* _Given problem_: Write out the entries verbatim and leave the images out of the copy.

* _Records for the task_:

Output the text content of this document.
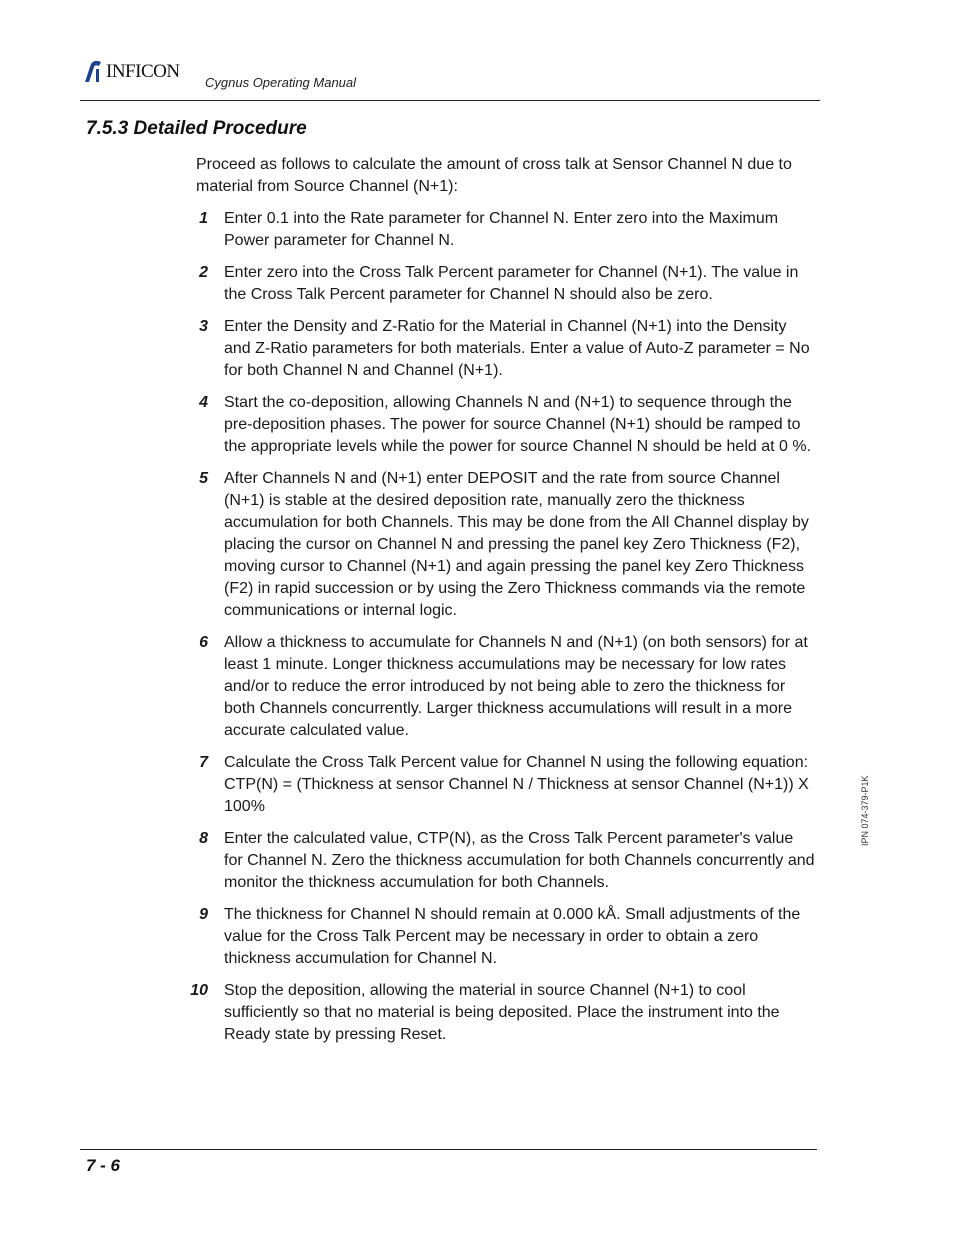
INFICON
Cygnus Operating Manual
7.5.3 Detailed Procedure

Proceed as follows to calculate the amount of cross talk at Sensor Channel N due to material from Source Channel (N+1):

1 Enter 0.1 into the Rate parameter for Channel N. Enter zero into the Maximum Power parameter for Channel N.
2 Enter zero into the Cross Talk Percent parameter for Channel (N+1). The value in the Cross Talk Percent parameter for Channel N should also be zero.
3 Enter the Density and Z-Ratio for the Material in Channel (N+1) into the Density and Z-Ratio parameters for both materials. Enter a value of Auto-Z parameter = No for both Channel N and Channel (N+1).
4 Start the co-deposition, allowing Channels N and (N+1) to sequence through the pre-deposition phases. The power for source Channel (N+1) should be ramped to the appropriate levels while the power for source Channel N should be held at 0 %.
5 After Channels N and (N+1) enter DEPOSIT and the rate from source Channel (N+1) is stable at the desired deposition rate, manually zero the thickness accumulation for both Channels. This may be done from the All Channel display by placing the cursor on Channel N and pressing the panel key Zero Thickness (F2), moving cursor to Channel (N+1) and again pressing the panel key Zero Thickness (F2) in rapid succession or by using the Zero Thickness commands via the remote communications or internal logic.
6 Allow a thickness to accumulate for Channels N and (N+1) (on both sensors) for at least 1 minute. Longer thickness accumulations may be necessary for low rates and/or to reduce the error introduced by not being able to zero the thickness for both Channels concurrently. Larger thickness accumulations will result in a more accurate calculated value.
7 Calculate the Cross Talk Percent value for Channel N using the following equation: CTP(N) = (Thickness at sensor Channel N / Thickness at sensor Channel (N+1)) X 100%
8 Enter the calculated value, CTP(N), as the Cross Talk Percent parameter's value for Channel N. Zero the thickness accumulation for both Channels concurrently and monitor the thickness accumulation for both Channels.
9 The thickness for Channel N should remain at 0.000 kÅ. Small adjustments of the value for the Cross Talk Percent may be necessary in order to obtain a zero thickness accumulation for Channel N.
10 Stop the deposition, allowing the material in source Channel (N+1) to cool sufficiently so that no material is being deposited. Place the instrument into the Ready state by pressing Reset.
IPN 074-379-P1K
7 - 6
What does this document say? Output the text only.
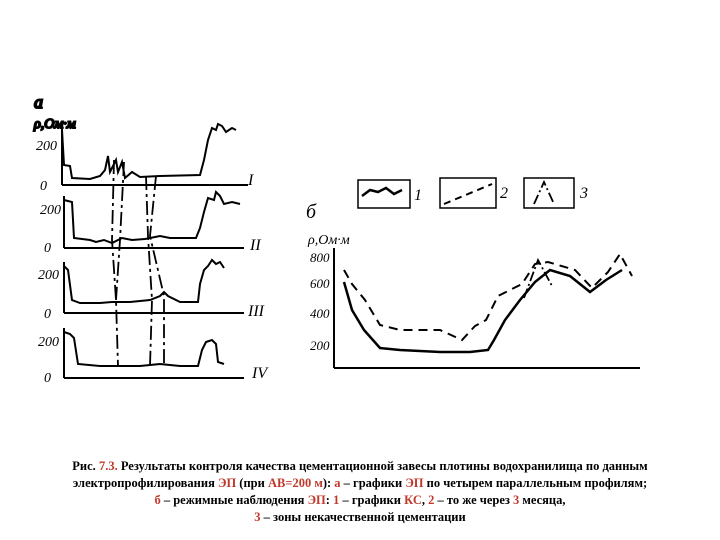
а
ρ,Ом·м
200
0	I
200
0	II
200
0	III
200
0	IV
1	2	3
б
ρ,Ом·м
800
600
400
200
Рис. 7.3. Результаты контроля качества цементационной завесы плотины водохранилища по данным
электропрофилирования ЭП (при АВ=200 м): а – графики ЭП по четырем параллельным профилям;
б – режимные наблюдения ЭП: 1 – графики КС, 2 – то же через 3 месяца,
3 – зоны некачественной цементации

* _Written response_:
Output the text content of this document.
INFICON
Cygnus Operating Manual
7.5.3 Detailed Procedure

Proceed as follows to calculate the amount of cross talk at Sensor Channel N due to material from Source Channel (N+1):

1 Enter 0.1 into the Rate parameter for Channel N. Enter zero into the Maximum Power parameter for Channel N.
2 Enter zero into the Cross Talk Percent parameter for Channel (N+1). The value in the Cross Talk Percent parameter for Channel N should also be zero.
3 Enter the Density and Z-Ratio for the Material in Channel (N+1) into the Density and Z-Ratio parameters for both materials. Enter a value of Auto-Z parameter = No for both Channel N and Channel (N+1).
4 Start the co-deposition, allowing Channels N and (N+1) to sequence through the pre-deposition phases. The power for source Channel (N+1) should be ramped to the appropriate levels while the power for source Channel N should be held at 0 %.
5 After Channels N and (N+1) enter DEPOSIT and the rate from source Channel (N+1) is stable at the desired deposition rate, manually zero the thickness accumulation for both Channels. This may be done from the All Channel display by placing the cursor on Channel N and pressing the panel key Zero Thickness (F2), moving cursor to Channel (N+1) and again pressing the panel key Zero Thickness (F2) in rapid succession or by using the Zero Thickness commands via the remote communications or internal logic.
6 Allow a thickness to accumulate for Channels N and (N+1) (on both sensors) for at least 1 minute. Longer thickness accumulations may be necessary for low rates and/or to reduce the error introduced by not being able to zero the thickness for both Channels concurrently. Larger thickness accumulations will result in a more accurate calculated value.
7 Calculate the Cross Talk Percent value for Channel N using the following equation: CTP(N) = (Thickness at sensor Channel N / Thickness at sensor Channel (N+1)) X 100%
8 Enter the calculated value, CTP(N), as the Cross Talk Percent parameter's value for Channel N. Zero the thickness accumulation for both Channels concurrently and monitor the thickness accumulation for both Channels.
9 The thickness for Channel N should remain at 0.000 kÅ. Small adjustments of the value for the Cross Talk Percent may be necessary in order to obtain a zero thickness accumulation for Channel N.
10 Stop the deposition, allowing the material in source Channel (N+1) to cool sufficiently so that no material is being deposited. Place the instrument into the Ready state by pressing Reset.
IPN 074-379-P1K
7 - 6
What does this document say? Output the text only.
а
ρ,Ом·м
200
0	I
200
0	II
200
0	III
200
0	IV
1	2	3
б
ρ,Ом·м
800
600
400
200
Рис. 7.3. Результаты контроля качества цементационной завесы плотины водохранилища по данным
электропрофилирования ЭП (при АВ=200 м): а – графики ЭП по четырем параллельным профилям;
б – режимные наблюдения ЭП: 1 – графики КС, 2 – то же через 3 месяца,
3 – зоны некачественной цементации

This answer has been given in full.